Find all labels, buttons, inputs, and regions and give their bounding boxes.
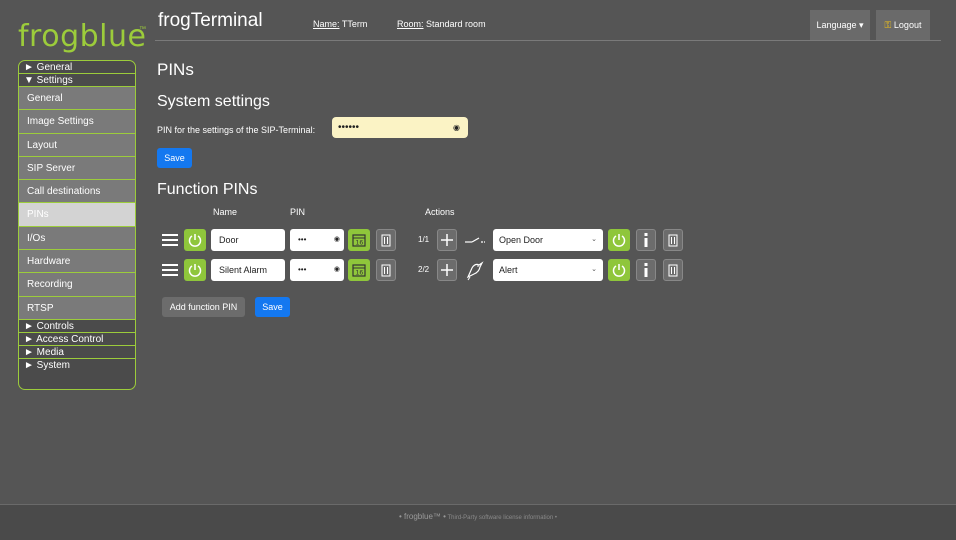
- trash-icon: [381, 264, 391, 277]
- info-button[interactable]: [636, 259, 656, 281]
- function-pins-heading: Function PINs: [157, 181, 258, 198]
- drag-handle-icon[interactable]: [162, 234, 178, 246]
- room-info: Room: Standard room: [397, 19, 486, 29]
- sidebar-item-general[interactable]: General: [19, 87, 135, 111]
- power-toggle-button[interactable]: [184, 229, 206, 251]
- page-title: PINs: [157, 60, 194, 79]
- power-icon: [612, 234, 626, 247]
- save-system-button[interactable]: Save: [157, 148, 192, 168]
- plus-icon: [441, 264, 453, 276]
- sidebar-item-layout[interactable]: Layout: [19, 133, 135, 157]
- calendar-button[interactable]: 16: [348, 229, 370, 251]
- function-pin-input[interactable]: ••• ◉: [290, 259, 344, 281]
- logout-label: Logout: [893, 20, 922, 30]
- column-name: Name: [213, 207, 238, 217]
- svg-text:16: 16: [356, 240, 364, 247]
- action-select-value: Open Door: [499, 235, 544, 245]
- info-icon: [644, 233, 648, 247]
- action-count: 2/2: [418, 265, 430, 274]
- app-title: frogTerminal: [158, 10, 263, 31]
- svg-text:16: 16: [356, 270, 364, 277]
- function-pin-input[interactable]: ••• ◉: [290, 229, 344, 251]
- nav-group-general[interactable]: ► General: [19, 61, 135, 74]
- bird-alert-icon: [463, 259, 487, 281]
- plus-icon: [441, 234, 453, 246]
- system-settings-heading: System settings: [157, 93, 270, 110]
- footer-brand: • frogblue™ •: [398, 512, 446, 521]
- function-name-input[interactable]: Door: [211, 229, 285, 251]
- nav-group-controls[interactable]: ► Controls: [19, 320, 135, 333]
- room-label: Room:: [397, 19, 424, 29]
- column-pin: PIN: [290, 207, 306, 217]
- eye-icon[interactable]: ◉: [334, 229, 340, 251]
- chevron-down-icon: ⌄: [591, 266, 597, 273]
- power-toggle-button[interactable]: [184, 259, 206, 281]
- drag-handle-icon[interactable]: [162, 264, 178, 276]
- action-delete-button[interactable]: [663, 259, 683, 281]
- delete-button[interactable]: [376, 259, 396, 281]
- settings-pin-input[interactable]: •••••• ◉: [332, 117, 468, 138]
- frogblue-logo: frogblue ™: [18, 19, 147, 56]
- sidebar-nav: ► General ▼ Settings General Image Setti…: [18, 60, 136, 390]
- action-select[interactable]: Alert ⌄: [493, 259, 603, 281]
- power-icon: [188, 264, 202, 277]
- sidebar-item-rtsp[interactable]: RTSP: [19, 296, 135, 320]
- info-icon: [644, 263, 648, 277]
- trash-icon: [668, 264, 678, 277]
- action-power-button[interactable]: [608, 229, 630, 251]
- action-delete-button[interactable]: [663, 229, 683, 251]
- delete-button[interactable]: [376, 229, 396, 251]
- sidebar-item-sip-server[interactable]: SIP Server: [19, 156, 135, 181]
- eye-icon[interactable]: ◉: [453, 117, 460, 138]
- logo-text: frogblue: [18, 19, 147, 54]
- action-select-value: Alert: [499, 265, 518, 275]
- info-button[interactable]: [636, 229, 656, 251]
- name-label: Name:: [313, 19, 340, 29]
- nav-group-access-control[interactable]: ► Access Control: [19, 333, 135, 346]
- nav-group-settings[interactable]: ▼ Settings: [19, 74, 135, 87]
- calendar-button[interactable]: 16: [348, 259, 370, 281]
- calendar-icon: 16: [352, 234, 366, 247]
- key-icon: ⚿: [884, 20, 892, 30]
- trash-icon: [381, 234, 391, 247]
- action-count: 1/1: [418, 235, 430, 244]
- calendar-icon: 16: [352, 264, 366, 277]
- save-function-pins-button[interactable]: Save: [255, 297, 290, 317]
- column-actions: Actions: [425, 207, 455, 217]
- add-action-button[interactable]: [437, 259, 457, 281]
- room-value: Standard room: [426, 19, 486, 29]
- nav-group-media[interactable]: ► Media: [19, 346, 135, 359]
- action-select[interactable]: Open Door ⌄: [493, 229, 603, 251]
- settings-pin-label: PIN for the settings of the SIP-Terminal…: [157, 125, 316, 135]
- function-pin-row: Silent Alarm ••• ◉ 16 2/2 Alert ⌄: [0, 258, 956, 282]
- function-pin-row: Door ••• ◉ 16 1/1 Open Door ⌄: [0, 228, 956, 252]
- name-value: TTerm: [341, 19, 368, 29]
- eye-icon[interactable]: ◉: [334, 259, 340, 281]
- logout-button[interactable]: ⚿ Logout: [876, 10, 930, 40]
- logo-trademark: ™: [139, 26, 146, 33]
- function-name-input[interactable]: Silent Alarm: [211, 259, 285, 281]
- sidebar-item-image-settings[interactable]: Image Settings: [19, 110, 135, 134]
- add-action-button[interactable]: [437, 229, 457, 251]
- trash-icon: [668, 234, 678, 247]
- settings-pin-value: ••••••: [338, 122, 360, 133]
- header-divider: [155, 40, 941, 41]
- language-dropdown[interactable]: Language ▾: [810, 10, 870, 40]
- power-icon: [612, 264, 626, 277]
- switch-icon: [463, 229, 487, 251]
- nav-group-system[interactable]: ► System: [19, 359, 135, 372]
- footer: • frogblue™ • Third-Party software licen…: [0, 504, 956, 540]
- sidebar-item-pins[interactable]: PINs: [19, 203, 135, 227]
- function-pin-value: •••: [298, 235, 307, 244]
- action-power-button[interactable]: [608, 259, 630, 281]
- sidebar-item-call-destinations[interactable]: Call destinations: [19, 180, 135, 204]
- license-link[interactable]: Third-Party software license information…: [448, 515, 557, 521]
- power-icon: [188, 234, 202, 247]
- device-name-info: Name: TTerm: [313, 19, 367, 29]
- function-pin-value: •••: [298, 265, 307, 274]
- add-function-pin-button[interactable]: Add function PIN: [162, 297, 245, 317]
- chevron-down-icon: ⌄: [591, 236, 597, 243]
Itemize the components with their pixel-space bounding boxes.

> **STATED PROBLEM**
How many lines in the items above contain the string "handle"? Case counts. Give only the number.

> **COMPLETE OUTPUT**
2